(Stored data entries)
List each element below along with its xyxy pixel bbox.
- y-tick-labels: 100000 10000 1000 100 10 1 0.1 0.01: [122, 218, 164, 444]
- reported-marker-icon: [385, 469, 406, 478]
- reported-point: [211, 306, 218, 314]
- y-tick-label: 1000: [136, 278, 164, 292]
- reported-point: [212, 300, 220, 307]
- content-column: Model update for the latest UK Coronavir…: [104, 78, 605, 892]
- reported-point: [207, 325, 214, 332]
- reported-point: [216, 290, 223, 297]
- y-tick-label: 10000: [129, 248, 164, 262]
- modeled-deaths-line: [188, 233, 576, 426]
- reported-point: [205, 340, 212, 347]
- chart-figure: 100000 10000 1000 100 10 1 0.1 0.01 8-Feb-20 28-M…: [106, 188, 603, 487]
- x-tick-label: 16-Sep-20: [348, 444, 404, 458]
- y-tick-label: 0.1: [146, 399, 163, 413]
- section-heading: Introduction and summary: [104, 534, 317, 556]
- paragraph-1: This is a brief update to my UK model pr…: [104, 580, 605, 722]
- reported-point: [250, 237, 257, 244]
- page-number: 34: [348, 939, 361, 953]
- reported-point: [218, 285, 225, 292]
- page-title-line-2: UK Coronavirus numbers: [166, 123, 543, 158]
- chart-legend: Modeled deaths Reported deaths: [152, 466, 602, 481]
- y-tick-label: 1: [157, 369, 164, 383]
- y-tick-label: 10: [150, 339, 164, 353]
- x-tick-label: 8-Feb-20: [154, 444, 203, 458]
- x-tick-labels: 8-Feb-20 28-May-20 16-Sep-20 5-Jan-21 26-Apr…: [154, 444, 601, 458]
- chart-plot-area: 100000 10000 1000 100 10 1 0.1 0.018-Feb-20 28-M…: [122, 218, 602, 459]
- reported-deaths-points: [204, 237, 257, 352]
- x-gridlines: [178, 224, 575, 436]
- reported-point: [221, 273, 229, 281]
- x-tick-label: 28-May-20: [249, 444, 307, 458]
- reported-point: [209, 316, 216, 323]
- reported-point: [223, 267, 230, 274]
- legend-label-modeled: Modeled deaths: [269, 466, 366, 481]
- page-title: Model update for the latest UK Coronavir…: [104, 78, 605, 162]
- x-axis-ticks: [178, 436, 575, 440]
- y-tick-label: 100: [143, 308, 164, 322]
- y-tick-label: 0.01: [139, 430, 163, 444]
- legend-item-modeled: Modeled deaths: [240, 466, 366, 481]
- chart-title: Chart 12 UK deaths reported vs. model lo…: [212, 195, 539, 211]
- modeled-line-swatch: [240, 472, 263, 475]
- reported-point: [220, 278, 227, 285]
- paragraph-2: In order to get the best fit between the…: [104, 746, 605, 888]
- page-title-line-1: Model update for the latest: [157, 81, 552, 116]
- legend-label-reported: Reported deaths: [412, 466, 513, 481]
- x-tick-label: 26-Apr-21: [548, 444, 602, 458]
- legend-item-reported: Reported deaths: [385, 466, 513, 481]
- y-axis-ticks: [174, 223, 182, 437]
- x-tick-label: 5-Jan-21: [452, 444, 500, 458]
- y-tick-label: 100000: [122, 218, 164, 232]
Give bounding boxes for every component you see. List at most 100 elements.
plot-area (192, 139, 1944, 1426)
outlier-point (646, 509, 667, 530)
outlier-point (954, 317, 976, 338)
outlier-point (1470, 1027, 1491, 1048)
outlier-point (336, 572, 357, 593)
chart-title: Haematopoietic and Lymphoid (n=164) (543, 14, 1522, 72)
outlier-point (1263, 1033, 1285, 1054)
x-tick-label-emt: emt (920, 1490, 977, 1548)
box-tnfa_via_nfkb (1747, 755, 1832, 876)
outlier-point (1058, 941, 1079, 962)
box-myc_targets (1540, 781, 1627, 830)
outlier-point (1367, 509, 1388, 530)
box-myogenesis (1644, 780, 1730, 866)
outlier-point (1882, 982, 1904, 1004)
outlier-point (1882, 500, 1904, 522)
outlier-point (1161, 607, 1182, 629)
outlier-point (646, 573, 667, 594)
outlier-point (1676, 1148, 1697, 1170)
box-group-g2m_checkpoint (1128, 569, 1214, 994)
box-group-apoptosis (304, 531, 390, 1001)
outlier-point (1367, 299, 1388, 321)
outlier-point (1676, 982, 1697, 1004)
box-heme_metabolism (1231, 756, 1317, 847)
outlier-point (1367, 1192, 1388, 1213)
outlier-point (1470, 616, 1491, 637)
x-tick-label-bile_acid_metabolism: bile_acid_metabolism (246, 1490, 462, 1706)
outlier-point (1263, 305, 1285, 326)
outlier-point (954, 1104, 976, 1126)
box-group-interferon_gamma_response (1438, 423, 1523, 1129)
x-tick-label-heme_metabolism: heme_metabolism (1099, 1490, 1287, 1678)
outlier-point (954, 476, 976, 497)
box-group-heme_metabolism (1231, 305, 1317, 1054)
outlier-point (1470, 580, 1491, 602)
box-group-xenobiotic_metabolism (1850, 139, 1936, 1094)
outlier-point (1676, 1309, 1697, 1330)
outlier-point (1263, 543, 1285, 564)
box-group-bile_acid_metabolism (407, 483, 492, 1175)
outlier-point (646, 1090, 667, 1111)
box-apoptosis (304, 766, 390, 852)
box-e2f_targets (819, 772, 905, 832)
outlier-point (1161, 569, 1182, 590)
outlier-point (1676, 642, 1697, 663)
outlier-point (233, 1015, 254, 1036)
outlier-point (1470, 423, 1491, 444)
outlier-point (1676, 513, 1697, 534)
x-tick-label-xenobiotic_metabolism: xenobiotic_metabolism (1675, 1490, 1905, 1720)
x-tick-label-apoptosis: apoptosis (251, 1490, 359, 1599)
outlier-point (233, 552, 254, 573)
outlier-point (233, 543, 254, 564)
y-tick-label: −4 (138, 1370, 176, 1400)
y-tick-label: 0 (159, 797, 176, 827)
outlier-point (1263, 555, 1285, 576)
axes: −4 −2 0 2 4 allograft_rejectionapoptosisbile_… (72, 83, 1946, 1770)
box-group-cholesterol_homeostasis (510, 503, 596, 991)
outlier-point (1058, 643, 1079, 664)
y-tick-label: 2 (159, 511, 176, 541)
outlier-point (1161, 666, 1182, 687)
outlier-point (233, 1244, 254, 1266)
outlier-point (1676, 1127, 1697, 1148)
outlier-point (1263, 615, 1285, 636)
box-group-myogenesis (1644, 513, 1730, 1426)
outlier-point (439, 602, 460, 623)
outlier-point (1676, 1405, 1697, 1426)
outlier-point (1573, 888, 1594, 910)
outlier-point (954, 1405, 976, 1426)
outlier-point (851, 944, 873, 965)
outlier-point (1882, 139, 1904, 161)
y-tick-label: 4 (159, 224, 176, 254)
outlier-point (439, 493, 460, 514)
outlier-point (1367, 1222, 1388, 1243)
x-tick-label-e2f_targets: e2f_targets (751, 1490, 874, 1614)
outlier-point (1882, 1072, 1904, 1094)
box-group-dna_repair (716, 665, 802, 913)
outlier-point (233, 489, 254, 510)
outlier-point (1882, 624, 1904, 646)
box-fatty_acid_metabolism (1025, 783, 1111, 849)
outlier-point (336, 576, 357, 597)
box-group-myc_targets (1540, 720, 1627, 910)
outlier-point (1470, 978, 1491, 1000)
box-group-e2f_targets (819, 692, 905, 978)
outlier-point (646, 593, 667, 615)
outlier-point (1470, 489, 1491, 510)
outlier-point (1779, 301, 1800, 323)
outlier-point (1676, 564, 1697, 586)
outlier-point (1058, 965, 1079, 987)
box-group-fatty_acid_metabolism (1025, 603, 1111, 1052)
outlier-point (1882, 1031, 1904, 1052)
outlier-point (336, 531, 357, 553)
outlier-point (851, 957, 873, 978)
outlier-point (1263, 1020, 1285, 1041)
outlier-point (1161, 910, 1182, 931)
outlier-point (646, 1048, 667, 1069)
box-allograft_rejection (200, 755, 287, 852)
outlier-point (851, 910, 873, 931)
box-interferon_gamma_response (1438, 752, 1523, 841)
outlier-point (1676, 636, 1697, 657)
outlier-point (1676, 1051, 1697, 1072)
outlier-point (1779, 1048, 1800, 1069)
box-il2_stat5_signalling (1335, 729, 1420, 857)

Activity:
Find the word "item" in the records and pull out each line that has it.

Exercise result:
- legend-item-modeled: Modeled deaths: [240, 466, 366, 481]
- legend-item-reported: Reported deaths: [385, 466, 513, 481]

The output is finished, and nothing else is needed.